#### [TASK TO CARRY OUT]
Wherever the string "longshort" appears in the listing, copy that line.

#### [MATERIAL PROVIDED]
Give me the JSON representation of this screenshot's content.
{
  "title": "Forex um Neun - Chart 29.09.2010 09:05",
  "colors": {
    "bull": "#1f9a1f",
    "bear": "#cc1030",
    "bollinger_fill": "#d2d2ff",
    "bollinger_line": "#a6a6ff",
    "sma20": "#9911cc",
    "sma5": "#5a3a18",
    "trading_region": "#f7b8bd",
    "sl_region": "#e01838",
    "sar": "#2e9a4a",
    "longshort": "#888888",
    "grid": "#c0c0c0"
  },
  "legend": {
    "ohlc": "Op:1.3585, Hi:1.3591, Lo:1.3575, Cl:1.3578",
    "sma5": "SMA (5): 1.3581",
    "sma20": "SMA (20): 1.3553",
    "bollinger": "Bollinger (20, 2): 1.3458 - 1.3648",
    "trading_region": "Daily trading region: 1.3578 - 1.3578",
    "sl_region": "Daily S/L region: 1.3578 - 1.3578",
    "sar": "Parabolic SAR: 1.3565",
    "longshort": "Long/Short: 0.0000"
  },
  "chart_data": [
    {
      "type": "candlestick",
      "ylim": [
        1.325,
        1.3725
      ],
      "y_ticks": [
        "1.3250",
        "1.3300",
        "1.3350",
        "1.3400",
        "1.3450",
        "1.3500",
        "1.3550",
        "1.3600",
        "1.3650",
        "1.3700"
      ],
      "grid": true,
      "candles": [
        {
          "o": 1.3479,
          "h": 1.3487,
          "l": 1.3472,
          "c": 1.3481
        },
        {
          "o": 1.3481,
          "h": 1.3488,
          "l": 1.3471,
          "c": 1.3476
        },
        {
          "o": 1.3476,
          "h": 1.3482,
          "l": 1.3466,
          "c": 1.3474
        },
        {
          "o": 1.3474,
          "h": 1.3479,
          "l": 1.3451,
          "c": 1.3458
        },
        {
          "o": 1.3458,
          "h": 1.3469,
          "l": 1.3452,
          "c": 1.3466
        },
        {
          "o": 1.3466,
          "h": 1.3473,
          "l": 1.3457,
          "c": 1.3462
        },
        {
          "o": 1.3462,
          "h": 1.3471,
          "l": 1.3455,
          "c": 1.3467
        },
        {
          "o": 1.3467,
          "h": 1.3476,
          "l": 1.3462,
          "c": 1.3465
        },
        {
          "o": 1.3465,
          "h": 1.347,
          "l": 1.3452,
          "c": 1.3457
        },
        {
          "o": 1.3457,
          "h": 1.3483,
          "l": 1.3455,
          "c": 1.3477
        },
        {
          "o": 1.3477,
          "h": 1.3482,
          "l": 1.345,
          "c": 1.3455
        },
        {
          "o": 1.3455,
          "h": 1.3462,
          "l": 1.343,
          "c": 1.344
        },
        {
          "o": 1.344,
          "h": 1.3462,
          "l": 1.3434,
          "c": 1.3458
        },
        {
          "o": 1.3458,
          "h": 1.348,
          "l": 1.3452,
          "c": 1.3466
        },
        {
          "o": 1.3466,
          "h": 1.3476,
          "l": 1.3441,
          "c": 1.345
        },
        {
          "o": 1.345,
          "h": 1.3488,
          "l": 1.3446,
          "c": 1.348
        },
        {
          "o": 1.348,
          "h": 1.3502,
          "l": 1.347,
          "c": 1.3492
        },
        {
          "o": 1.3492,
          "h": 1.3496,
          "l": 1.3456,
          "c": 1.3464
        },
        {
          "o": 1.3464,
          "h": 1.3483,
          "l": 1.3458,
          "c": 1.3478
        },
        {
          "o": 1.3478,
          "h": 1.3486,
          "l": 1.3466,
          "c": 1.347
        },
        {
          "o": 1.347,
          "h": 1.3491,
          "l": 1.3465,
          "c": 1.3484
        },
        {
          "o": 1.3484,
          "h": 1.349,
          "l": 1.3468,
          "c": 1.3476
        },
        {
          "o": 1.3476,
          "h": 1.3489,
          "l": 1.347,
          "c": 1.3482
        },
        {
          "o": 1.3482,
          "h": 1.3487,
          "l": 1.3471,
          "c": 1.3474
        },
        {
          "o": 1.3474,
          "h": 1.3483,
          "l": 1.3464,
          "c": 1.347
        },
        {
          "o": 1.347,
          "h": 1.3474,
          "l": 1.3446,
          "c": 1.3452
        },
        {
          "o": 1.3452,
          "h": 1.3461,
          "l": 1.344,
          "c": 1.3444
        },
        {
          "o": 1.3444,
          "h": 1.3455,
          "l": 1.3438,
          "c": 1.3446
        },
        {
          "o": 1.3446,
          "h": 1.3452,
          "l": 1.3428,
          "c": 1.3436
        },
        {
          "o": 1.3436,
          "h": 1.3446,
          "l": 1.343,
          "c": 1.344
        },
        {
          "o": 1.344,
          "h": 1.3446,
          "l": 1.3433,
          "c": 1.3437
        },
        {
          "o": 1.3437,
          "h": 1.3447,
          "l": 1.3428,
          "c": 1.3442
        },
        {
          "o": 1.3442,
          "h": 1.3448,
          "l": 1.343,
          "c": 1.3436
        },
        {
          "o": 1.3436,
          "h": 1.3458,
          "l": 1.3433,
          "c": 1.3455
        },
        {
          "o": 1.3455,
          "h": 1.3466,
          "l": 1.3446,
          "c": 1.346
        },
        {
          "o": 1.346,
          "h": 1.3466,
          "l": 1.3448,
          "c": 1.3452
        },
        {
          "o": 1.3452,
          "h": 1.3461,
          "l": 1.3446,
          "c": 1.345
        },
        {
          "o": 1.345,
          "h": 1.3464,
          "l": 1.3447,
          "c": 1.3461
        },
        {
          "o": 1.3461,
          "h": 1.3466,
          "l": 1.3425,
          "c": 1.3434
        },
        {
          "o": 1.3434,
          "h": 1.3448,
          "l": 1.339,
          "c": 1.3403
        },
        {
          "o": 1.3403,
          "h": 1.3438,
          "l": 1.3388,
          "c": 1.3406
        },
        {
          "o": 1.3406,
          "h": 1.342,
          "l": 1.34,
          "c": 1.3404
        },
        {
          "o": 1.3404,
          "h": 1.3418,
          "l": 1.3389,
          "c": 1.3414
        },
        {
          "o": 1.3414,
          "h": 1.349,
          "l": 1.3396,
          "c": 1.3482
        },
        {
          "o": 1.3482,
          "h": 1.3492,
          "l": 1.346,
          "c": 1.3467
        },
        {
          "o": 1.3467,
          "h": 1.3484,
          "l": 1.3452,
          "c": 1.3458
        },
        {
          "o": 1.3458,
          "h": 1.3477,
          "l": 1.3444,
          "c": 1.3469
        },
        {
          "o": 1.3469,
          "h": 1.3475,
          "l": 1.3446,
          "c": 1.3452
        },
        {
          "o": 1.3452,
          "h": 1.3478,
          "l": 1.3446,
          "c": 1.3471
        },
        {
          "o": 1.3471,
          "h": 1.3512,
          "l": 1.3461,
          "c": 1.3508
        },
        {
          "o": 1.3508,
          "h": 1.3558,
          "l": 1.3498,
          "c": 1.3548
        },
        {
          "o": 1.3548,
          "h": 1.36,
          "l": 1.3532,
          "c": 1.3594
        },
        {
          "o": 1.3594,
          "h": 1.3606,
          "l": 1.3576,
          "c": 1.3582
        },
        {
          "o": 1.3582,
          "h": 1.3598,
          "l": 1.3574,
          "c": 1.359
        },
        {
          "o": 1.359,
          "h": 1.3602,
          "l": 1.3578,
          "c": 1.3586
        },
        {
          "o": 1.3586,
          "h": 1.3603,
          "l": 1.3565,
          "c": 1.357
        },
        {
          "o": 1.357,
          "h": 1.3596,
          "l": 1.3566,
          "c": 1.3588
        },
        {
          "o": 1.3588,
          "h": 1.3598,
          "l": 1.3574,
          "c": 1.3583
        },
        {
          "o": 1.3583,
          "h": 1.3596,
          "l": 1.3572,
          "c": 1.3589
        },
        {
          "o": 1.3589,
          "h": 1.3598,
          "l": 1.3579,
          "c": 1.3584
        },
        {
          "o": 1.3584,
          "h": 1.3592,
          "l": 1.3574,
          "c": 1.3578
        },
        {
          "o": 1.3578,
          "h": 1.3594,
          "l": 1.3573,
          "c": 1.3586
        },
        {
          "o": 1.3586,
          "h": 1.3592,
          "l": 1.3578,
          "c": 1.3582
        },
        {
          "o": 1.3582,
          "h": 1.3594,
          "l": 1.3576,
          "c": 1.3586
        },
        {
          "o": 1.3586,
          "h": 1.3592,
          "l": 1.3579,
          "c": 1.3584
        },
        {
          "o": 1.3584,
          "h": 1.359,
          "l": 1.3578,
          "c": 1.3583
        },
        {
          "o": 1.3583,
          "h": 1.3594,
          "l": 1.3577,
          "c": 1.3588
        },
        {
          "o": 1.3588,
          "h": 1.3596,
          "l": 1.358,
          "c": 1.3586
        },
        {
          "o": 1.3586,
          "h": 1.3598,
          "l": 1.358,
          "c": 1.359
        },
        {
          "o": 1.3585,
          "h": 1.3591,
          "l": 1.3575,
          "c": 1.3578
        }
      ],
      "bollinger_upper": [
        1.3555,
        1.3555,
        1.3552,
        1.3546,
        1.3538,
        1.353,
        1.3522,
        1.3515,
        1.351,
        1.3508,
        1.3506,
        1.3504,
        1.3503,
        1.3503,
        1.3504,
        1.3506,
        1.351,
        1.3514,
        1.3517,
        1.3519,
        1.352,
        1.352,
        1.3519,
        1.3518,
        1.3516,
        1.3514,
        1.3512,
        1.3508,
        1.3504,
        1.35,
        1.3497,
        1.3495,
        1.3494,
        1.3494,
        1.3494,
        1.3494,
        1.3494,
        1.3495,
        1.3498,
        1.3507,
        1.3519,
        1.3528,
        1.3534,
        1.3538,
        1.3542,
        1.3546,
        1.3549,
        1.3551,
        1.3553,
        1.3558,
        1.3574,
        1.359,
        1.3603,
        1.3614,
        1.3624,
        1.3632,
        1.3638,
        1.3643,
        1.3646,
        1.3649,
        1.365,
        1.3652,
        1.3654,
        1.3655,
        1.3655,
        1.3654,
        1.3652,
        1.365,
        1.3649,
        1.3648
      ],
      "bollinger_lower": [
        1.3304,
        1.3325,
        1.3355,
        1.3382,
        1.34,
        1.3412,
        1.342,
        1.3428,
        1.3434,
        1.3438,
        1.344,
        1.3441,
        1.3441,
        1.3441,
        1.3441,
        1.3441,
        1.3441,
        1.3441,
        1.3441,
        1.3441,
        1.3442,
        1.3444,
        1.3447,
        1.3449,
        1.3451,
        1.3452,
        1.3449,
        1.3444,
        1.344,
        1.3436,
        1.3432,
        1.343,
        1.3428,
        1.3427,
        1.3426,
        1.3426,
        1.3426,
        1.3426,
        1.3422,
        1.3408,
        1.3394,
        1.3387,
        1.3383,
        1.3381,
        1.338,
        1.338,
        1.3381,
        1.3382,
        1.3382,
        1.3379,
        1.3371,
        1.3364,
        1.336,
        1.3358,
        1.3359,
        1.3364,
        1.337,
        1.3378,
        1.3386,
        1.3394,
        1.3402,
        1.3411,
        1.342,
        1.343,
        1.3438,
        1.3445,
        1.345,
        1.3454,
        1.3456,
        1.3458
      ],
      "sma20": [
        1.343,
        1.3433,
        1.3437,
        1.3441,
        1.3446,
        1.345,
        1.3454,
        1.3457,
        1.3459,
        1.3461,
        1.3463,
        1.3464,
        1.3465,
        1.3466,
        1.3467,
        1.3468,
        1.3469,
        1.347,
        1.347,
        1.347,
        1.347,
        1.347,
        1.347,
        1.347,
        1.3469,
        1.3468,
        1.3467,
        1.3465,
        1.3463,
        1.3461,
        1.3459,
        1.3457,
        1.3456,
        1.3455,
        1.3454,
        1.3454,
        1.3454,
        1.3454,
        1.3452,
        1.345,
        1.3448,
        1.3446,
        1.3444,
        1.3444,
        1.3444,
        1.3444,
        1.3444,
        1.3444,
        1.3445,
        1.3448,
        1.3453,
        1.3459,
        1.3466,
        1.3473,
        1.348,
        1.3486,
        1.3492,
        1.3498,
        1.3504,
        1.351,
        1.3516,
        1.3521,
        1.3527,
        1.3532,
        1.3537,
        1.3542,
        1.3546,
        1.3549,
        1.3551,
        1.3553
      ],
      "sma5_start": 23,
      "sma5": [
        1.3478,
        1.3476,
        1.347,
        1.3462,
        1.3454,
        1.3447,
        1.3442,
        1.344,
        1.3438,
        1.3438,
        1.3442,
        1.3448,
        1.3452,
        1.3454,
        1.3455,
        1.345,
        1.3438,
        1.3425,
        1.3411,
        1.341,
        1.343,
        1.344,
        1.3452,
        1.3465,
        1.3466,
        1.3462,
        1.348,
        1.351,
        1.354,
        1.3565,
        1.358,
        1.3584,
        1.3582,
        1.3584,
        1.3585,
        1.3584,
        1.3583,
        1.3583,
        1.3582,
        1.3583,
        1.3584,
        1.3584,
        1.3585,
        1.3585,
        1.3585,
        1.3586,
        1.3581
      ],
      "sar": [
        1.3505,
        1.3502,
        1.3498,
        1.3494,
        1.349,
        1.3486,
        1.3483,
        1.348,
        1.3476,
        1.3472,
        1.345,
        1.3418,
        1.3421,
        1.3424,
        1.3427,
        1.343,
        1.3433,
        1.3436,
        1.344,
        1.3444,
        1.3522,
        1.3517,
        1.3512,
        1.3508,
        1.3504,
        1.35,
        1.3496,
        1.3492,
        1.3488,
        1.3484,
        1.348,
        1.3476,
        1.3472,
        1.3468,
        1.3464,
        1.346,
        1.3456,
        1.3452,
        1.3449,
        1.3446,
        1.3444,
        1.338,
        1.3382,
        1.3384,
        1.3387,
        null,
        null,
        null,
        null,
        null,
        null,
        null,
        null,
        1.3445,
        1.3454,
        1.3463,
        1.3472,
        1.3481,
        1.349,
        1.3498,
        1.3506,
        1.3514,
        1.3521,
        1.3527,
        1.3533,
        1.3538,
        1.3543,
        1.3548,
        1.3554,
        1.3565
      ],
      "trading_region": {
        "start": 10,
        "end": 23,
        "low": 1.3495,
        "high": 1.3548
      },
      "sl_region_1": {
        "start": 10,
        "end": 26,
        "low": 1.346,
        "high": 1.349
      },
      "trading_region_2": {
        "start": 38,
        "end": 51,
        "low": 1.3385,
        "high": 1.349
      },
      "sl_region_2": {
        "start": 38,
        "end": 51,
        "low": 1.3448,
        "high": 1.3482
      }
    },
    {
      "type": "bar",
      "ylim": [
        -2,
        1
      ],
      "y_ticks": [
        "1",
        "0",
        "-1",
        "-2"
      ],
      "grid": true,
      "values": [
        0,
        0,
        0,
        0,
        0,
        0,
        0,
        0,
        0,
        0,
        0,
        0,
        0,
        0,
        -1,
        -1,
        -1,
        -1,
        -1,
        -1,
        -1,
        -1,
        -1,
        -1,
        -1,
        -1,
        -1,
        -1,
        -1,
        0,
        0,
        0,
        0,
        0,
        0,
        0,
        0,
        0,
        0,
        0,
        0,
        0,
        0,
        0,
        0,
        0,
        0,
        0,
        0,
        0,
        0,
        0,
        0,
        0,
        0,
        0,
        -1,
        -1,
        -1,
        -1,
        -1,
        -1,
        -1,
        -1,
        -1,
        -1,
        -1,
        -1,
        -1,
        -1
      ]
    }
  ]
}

#### [EXERCISE ANSWER]
    "longshort": "#888888",
    "longshort": "Long/Short: 0.0000"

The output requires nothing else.